- EXERCISE REQUIREMENTS -
Print the entries in full, word for word, but not the pictures.

- INPUT RECORDS -
——

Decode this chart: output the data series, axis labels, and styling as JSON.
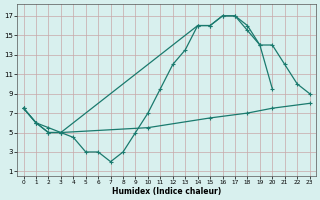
{
  "xlabel": "Humidex (Indice chaleur)",
  "background_color": "#d8f0ee",
  "grid_color": "#c8a8a8",
  "line_color": "#1a7a6e",
  "xlim": [
    -0.5,
    23.5
  ],
  "ylim": [
    0.5,
    18.2
  ],
  "xticks": [
    0,
    1,
    2,
    3,
    4,
    5,
    6,
    7,
    8,
    9,
    10,
    11,
    12,
    13,
    14,
    15,
    16,
    17,
    18,
    19,
    20,
    21,
    22,
    23
  ],
  "yticks": [
    1,
    3,
    5,
    7,
    9,
    11,
    13,
    15,
    17
  ],
  "lA_x": [
    0,
    1,
    2,
    3,
    4,
    5,
    6,
    7,
    8,
    9,
    10,
    11,
    12,
    13,
    14,
    15,
    16,
    17,
    18,
    19,
    20
  ],
  "lA_y": [
    7.5,
    6.0,
    5.0,
    5.0,
    4.5,
    3.0,
    3.0,
    2.0,
    3.0,
    5.0,
    7.0,
    9.5,
    12.0,
    13.5,
    16.0,
    16.0,
    17.0,
    17.0,
    16.0,
    14.0,
    9.5
  ],
  "lB_x": [
    0,
    1,
    2,
    3,
    14,
    15,
    16,
    17,
    18,
    19,
    20,
    21,
    22,
    23
  ],
  "lB_y": [
    7.5,
    6.0,
    5.0,
    5.0,
    16.0,
    16.0,
    17.0,
    17.0,
    15.5,
    14.0,
    14.0,
    12.0,
    10.0,
    9.0
  ],
  "lC_x": [
    0,
    1,
    2,
    3,
    10,
    15,
    18,
    20,
    23
  ],
  "lC_y": [
    7.5,
    6.0,
    5.5,
    5.0,
    5.5,
    6.5,
    7.0,
    7.5,
    8.0
  ]
}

——

- ANSWER TO THIS EXERCISE -
Decode this chart: output the data series, axis labels, and styling as JSON.
{
  "xlabel": "Humidex (Indice chaleur)",
  "background_color": "#d8f0ee",
  "grid_color": "#c8a8a8",
  "line_color": "#1a7a6e",
  "xlim": [
    -0.5,
    23.5
  ],
  "ylim": [
    0.5,
    18.2
  ],
  "xticks": [
    0,
    1,
    2,
    3,
    4,
    5,
    6,
    7,
    8,
    9,
    10,
    11,
    12,
    13,
    14,
    15,
    16,
    17,
    18,
    19,
    20,
    21,
    22,
    23
  ],
  "yticks": [
    1,
    3,
    5,
    7,
    9,
    11,
    13,
    15,
    17
  ],
  "lA_x": [
    0,
    1,
    2,
    3,
    4,
    5,
    6,
    7,
    8,
    9,
    10,
    11,
    12,
    13,
    14,
    15,
    16,
    17,
    18,
    19,
    20
  ],
  "lA_y": [
    7.5,
    6.0,
    5.0,
    5.0,
    4.5,
    3.0,
    3.0,
    2.0,
    3.0,
    5.0,
    7.0,
    9.5,
    12.0,
    13.5,
    16.0,
    16.0,
    17.0,
    17.0,
    16.0,
    14.0,
    9.5
  ],
  "lB_x": [
    0,
    1,
    2,
    3,
    14,
    15,
    16,
    17,
    18,
    19,
    20,
    21,
    22,
    23
  ],
  "lB_y": [
    7.5,
    6.0,
    5.0,
    5.0,
    16.0,
    16.0,
    17.0,
    17.0,
    15.5,
    14.0,
    14.0,
    12.0,
    10.0,
    9.0
  ],
  "lC_x": [
    0,
    1,
    2,
    3,
    10,
    15,
    18,
    20,
    23
  ],
  "lC_y": [
    7.5,
    6.0,
    5.5,
    5.0,
    5.5,
    6.5,
    7.0,
    7.5,
    8.0
  ]
}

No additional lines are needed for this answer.